Material shown
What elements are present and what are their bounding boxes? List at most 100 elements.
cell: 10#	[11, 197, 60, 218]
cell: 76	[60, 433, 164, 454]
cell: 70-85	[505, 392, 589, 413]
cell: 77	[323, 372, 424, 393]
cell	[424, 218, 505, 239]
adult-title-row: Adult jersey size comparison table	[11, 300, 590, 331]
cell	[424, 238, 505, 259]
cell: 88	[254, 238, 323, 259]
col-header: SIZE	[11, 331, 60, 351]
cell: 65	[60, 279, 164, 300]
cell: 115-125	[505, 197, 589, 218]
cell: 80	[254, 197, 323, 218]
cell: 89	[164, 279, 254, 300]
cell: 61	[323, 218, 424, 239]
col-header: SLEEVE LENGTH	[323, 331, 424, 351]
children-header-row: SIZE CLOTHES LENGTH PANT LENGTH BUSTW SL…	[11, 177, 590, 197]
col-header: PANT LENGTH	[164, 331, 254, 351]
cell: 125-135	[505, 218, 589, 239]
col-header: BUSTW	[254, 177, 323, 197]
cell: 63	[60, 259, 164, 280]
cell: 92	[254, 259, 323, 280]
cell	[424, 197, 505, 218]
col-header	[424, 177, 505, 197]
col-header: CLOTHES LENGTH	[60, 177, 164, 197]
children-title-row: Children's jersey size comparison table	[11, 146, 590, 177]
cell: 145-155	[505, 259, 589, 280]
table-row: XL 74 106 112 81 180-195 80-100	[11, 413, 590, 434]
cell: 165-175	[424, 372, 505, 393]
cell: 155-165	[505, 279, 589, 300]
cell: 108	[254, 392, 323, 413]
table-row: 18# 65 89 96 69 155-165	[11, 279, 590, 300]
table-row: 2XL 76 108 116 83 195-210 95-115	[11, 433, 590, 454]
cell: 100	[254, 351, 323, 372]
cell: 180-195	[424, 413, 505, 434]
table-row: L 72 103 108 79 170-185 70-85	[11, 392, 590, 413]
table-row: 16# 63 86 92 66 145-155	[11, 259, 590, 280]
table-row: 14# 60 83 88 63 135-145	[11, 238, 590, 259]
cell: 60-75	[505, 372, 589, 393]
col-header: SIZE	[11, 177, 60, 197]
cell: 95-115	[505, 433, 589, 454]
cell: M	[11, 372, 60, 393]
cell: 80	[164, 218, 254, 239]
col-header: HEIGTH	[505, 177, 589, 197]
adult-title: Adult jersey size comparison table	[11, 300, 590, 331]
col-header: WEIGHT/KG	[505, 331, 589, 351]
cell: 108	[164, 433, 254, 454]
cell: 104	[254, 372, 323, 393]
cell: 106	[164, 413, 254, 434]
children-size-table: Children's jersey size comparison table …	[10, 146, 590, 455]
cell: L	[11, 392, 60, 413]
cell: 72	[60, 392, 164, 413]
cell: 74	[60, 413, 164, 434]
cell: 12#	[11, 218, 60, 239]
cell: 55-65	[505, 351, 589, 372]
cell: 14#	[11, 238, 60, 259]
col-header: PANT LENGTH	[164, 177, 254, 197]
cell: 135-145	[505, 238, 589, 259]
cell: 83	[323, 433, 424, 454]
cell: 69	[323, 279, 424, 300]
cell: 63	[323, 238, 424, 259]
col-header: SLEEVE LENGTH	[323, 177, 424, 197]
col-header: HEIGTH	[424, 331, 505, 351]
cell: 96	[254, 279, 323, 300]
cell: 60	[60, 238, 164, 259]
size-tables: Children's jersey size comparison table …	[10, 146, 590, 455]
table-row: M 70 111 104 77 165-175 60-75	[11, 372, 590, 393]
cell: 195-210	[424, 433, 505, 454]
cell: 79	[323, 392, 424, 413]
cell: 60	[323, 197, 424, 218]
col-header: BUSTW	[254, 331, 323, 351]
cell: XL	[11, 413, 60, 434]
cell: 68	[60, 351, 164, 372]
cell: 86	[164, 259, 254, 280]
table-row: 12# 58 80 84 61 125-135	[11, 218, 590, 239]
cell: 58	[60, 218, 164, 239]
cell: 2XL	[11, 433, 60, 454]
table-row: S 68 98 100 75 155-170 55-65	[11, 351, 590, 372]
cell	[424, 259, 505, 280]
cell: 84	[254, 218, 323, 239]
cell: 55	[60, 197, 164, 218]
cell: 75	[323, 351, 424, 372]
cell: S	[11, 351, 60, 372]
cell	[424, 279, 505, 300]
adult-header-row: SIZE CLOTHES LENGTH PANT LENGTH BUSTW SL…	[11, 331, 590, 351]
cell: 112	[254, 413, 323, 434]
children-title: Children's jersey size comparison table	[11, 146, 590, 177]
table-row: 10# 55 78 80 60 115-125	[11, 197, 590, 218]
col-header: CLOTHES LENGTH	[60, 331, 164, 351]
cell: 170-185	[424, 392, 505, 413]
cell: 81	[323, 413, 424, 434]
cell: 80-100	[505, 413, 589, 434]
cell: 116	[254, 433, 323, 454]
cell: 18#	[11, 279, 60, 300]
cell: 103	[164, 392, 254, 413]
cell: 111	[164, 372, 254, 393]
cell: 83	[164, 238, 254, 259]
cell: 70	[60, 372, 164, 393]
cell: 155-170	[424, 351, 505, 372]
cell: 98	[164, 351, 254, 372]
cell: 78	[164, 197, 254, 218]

The exercise
Write out all the data above line for line, with every character unchanged.

Correct response
What elements are present and what are their bounding boxes? List at most 100 elements.
cell: 10#	[11, 197, 60, 218]
cell: 76	[60, 433, 164, 454]
cell: 70-85	[505, 392, 589, 413]
cell: 77	[323, 372, 424, 393]
cell	[424, 218, 505, 239]
adult-title-row: Adult jersey size comparison table	[11, 300, 590, 331]
cell	[424, 238, 505, 259]
cell: 88	[254, 238, 323, 259]
col-header: SIZE	[11, 331, 60, 351]
cell: 65	[60, 279, 164, 300]
cell: 115-125	[505, 197, 589, 218]
cell: 80	[254, 197, 323, 218]
cell: 89	[164, 279, 254, 300]
cell: 61	[323, 218, 424, 239]
col-header: SLEEVE LENGTH	[323, 331, 424, 351]
children-header-row: SIZE CLOTHES LENGTH PANT LENGTH BUSTW SL…	[11, 177, 590, 197]
col-header: PANT LENGTH	[164, 331, 254, 351]
cell: 125-135	[505, 218, 589, 239]
col-header: BUSTW	[254, 177, 323, 197]
cell: 63	[60, 259, 164, 280]
cell: 92	[254, 259, 323, 280]
cell	[424, 197, 505, 218]
col-header	[424, 177, 505, 197]
col-header: CLOTHES LENGTH	[60, 177, 164, 197]
children-title-row: Children's jersey size comparison table	[11, 146, 590, 177]
cell: 145-155	[505, 259, 589, 280]
table-row: XL 74 106 112 81 180-195 80-100	[11, 413, 590, 434]
cell: 165-175	[424, 372, 505, 393]
cell: 155-165	[505, 279, 589, 300]
cell: 108	[254, 392, 323, 413]
table-row: 18# 65 89 96 69 155-165	[11, 279, 590, 300]
table-row: 2XL 76 108 116 83 195-210 95-115	[11, 433, 590, 454]
cell: 100	[254, 351, 323, 372]
cell: 180-195	[424, 413, 505, 434]
table-row: L 72 103 108 79 170-185 70-85	[11, 392, 590, 413]
table-row: 16# 63 86 92 66 145-155	[11, 259, 590, 280]
table-row: 14# 60 83 88 63 135-145	[11, 238, 590, 259]
cell: 60-75	[505, 372, 589, 393]
col-header: SIZE	[11, 177, 60, 197]
cell: 95-115	[505, 433, 589, 454]
cell: M	[11, 372, 60, 393]
cell: 80	[164, 218, 254, 239]
col-header: HEIGTH	[505, 177, 589, 197]
adult-title: Adult jersey size comparison table	[11, 300, 590, 331]
col-header: WEIGHT/KG	[505, 331, 589, 351]
cell: 108	[164, 433, 254, 454]
cell: 104	[254, 372, 323, 393]
cell: 106	[164, 413, 254, 434]
children-size-table: Children's jersey size comparison table …	[10, 146, 590, 455]
cell: L	[11, 392, 60, 413]
cell: 72	[60, 392, 164, 413]
cell: 74	[60, 413, 164, 434]
cell: 12#	[11, 218, 60, 239]
cell: 55-65	[505, 351, 589, 372]
cell: 14#	[11, 238, 60, 259]
col-header: PANT LENGTH	[164, 177, 254, 197]
cell: 135-145	[505, 238, 589, 259]
cell: 83	[323, 433, 424, 454]
cell: 69	[323, 279, 424, 300]
cell: 63	[323, 238, 424, 259]
col-header: SLEEVE LENGTH	[323, 177, 424, 197]
col-header: HEIGTH	[424, 331, 505, 351]
cell: 96	[254, 279, 323, 300]
cell: 60	[60, 238, 164, 259]
size-tables: Children's jersey size comparison table …	[10, 146, 590, 455]
table-row: M 70 111 104 77 165-175 60-75	[11, 372, 590, 393]
cell: 195-210	[424, 433, 505, 454]
cell: 79	[323, 392, 424, 413]
cell: 60	[323, 197, 424, 218]
col-header: BUSTW	[254, 331, 323, 351]
cell: XL	[11, 413, 60, 434]
cell: 68	[60, 351, 164, 372]
cell: 86	[164, 259, 254, 280]
table-row: 12# 58 80 84 61 125-135	[11, 218, 590, 239]
cell: 58	[60, 218, 164, 239]
cell: 2XL	[11, 433, 60, 454]
table-row: S 68 98 100 75 155-170 55-65	[11, 351, 590, 372]
cell	[424, 259, 505, 280]
cell: 84	[254, 218, 323, 239]
cell: 55	[60, 197, 164, 218]
cell: 75	[323, 351, 424, 372]
cell: S	[11, 351, 60, 372]
cell	[424, 279, 505, 300]
adult-header-row: SIZE CLOTHES LENGTH PANT LENGTH BUSTW SL…	[11, 331, 590, 351]
cell: 112	[254, 413, 323, 434]
children-title: Children's jersey size comparison table	[11, 146, 590, 177]
table-row: 10# 55 78 80 60 115-125	[11, 197, 590, 218]
col-header: CLOTHES LENGTH	[60, 331, 164, 351]
cell: 170-185	[424, 392, 505, 413]
cell: 81	[323, 413, 424, 434]
cell: 80-100	[505, 413, 589, 434]
cell: 116	[254, 433, 323, 454]
cell: 18#	[11, 279, 60, 300]
cell: 103	[164, 392, 254, 413]
cell: 111	[164, 372, 254, 393]
cell: 83	[164, 238, 254, 259]
cell: 70	[60, 372, 164, 393]
cell: 155-170	[424, 351, 505, 372]
cell: 98	[164, 351, 254, 372]
cell: 78	[164, 197, 254, 218]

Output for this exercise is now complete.